Repeat every line exactly, keeping the pictures out of the copy.

# START OF Task data

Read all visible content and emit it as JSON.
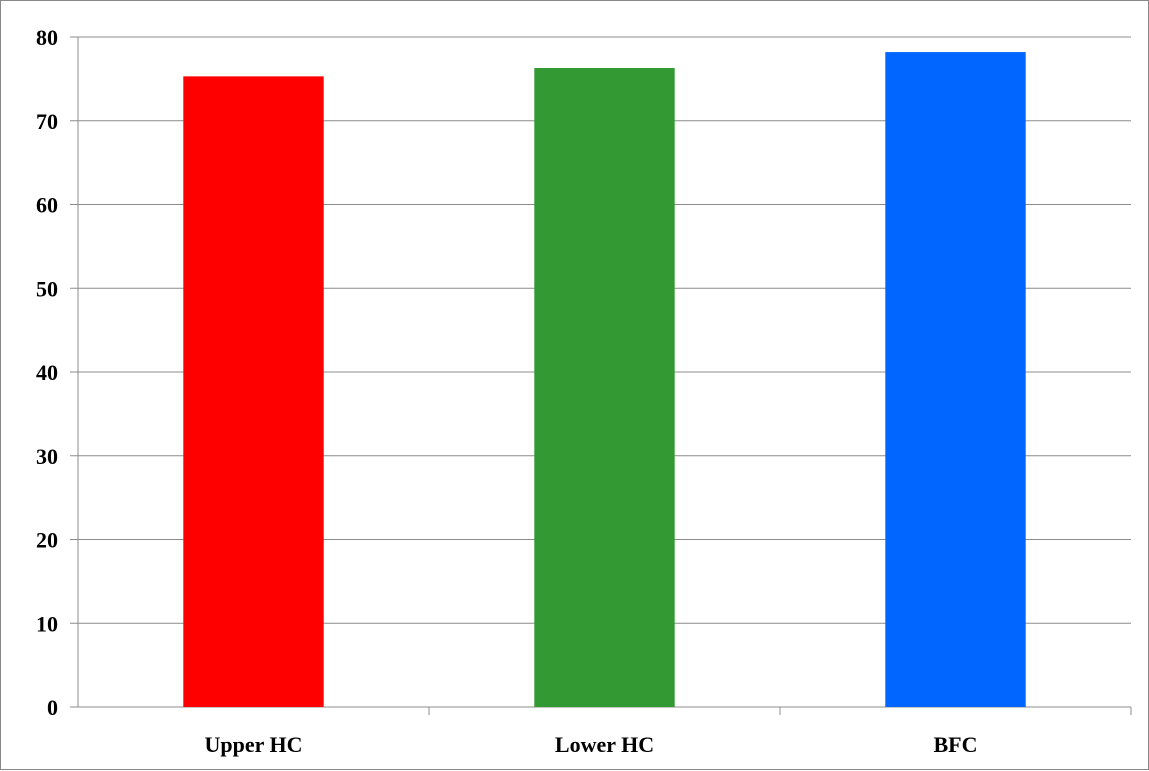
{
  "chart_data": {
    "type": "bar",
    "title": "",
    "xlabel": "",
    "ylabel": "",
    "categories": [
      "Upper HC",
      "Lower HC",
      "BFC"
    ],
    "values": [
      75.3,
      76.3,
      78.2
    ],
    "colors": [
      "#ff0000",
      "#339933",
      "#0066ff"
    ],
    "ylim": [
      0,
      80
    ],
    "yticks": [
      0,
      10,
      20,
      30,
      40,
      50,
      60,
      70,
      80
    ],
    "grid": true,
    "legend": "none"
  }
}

# END OF Task data

**Reply to the exercise:**
Read all visible content and emit it as JSON.
{
  "chart_data": {
    "type": "bar",
    "title": "",
    "xlabel": "",
    "ylabel": "",
    "categories": [
      "Upper HC",
      "Lower HC",
      "BFC"
    ],
    "values": [
      75.3,
      76.3,
      78.2
    ],
    "colors": [
      "#ff0000",
      "#339933",
      "#0066ff"
    ],
    "ylim": [
      0,
      80
    ],
    "yticks": [
      0,
      10,
      20,
      30,
      40,
      50,
      60,
      70,
      80
    ],
    "grid": true,
    "legend": "none"
  }
}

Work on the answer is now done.